» **PROBLEM TO SOLVE**
Write out each line of the listing as it stands, without the images.

-=-=-=-=-

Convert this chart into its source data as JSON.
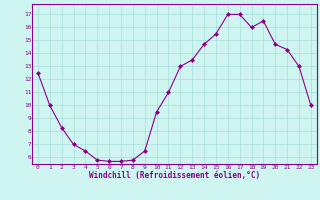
{
  "x": [
    0,
    1,
    2,
    3,
    4,
    5,
    6,
    7,
    8,
    9,
    10,
    11,
    12,
    13,
    14,
    15,
    16,
    17,
    18,
    19,
    20,
    21,
    22,
    23
  ],
  "y": [
    12.5,
    10.0,
    8.3,
    7.0,
    6.5,
    5.8,
    5.7,
    5.7,
    5.8,
    6.5,
    9.5,
    11.0,
    13.0,
    13.5,
    14.7,
    15.5,
    17.0,
    17.0,
    16.0,
    16.5,
    14.7,
    14.3,
    13.0,
    10.0
  ],
  "line_color": "#8b008b",
  "marker": "D",
  "marker_size": 2.0,
  "bg_color": "#cef5f0",
  "grid_color": "#aadddd",
  "xlabel": "Windchill (Refroidissement éolien,°C)",
  "xlim": [
    -0.5,
    23.5
  ],
  "ylim": [
    5.5,
    17.8
  ],
  "yticks": [
    6,
    7,
    8,
    9,
    10,
    11,
    12,
    13,
    14,
    15,
    16,
    17
  ],
  "xticks": [
    0,
    1,
    2,
    3,
    4,
    5,
    6,
    7,
    8,
    9,
    10,
    11,
    12,
    13,
    14,
    15,
    16,
    17,
    18,
    19,
    20,
    21,
    22,
    23
  ],
  "tick_color": "#8b008b",
  "label_color": "#8b008b",
  "spine_color": "#8b008b"
}
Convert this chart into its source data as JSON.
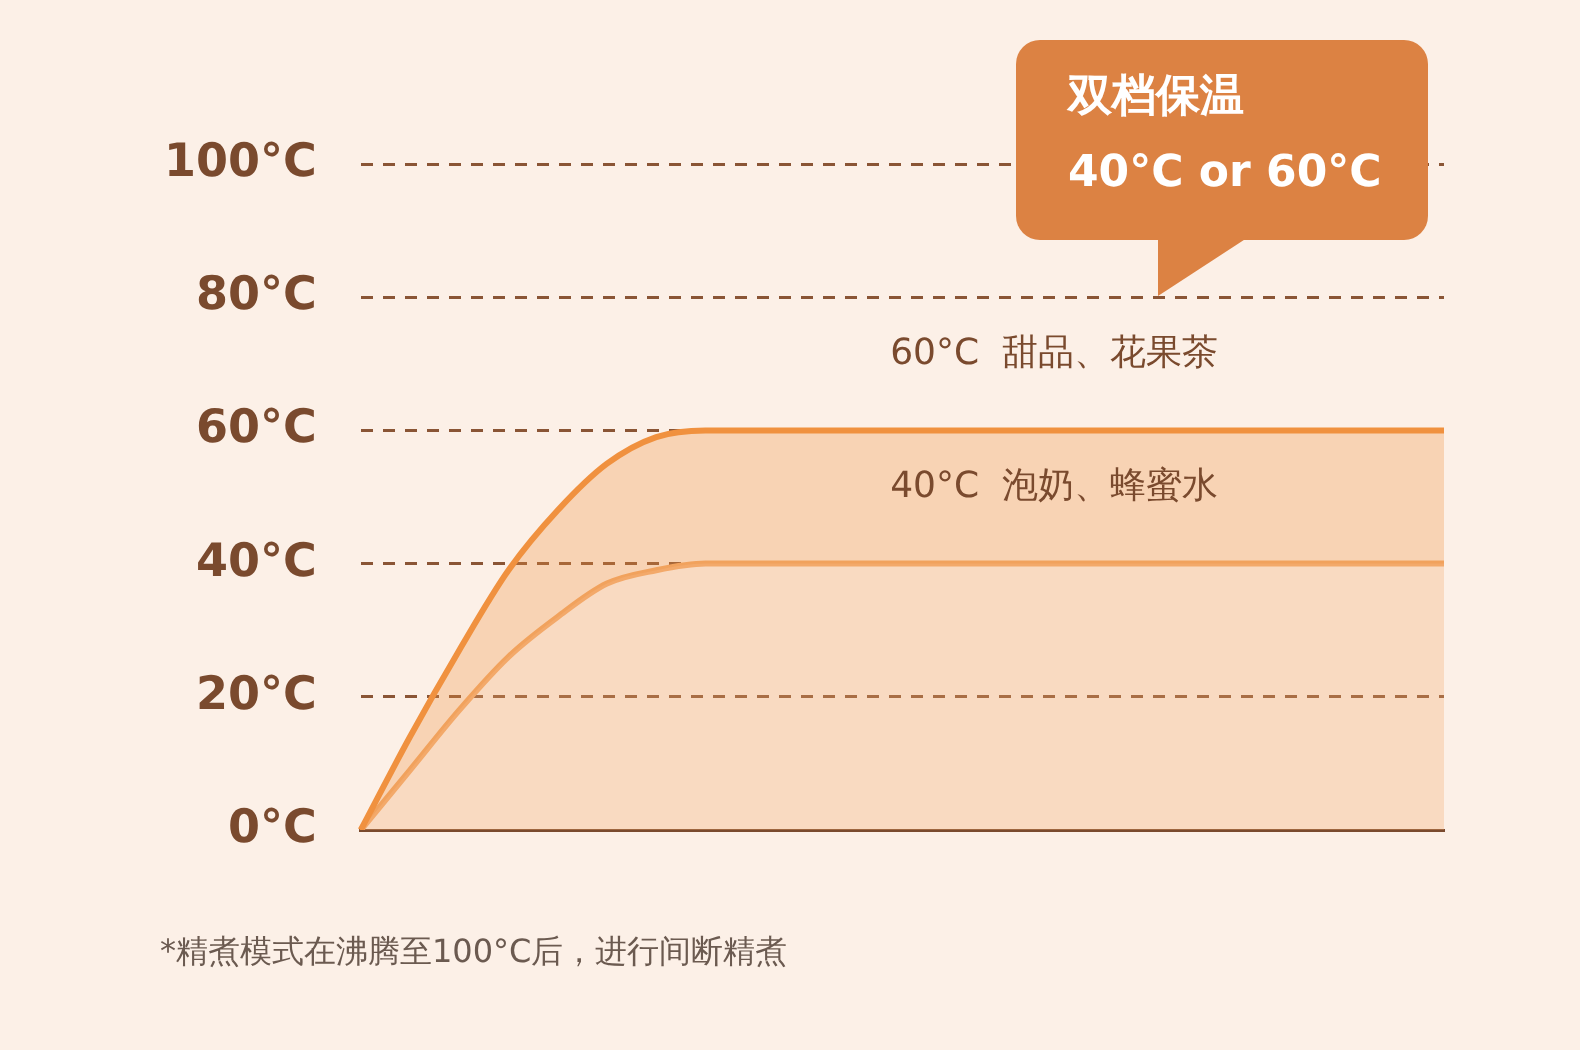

-=-=-=-=-

» **SOLUTION BELOW**
Convert this chart into its source data as JSON.
{
  "x": [
    0,
    1,
    2,
    3,
    4,
    5,
    6,
    7,
    8,
    9,
    10,
    11,
    12,
    13,
    14,
    15,
    16,
    17,
    18,
    19,
    20,
    21,
    22,
    23
  ],
  "y": [
    12.5,
    10.0,
    8.3,
    7.0,
    6.5,
    5.8,
    5.7,
    5.7,
    5.8,
    6.5,
    9.5,
    11.0,
    13.0,
    13.5,
    14.7,
    15.5,
    17.0,
    17.0,
    16.0,
    16.5,
    14.7,
    14.3,
    13.0,
    10.0
  ],
  "line_color": "#8b008b",
  "marker": "D",
  "marker_size": 2.0,
  "bg_color": "#cef5f0",
  "grid_color": "#aadddd",
  "xlabel": "Windchill (Refroidissement éolien,°C)",
  "xlim": [
    -0.5,
    23.5
  ],
  "ylim": [
    5.5,
    17.8
  ],
  "yticks": [
    6,
    7,
    8,
    9,
    10,
    11,
    12,
    13,
    14,
    15,
    16,
    17
  ],
  "xticks": [
    0,
    1,
    2,
    3,
    4,
    5,
    6,
    7,
    8,
    9,
    10,
    11,
    12,
    13,
    14,
    15,
    16,
    17,
    18,
    19,
    20,
    21,
    22,
    23
  ],
  "tick_color": "#8b008b",
  "label_color": "#8b008b",
  "spine_color": "#8b008b"
}
Convert this chart into its source data as JSON.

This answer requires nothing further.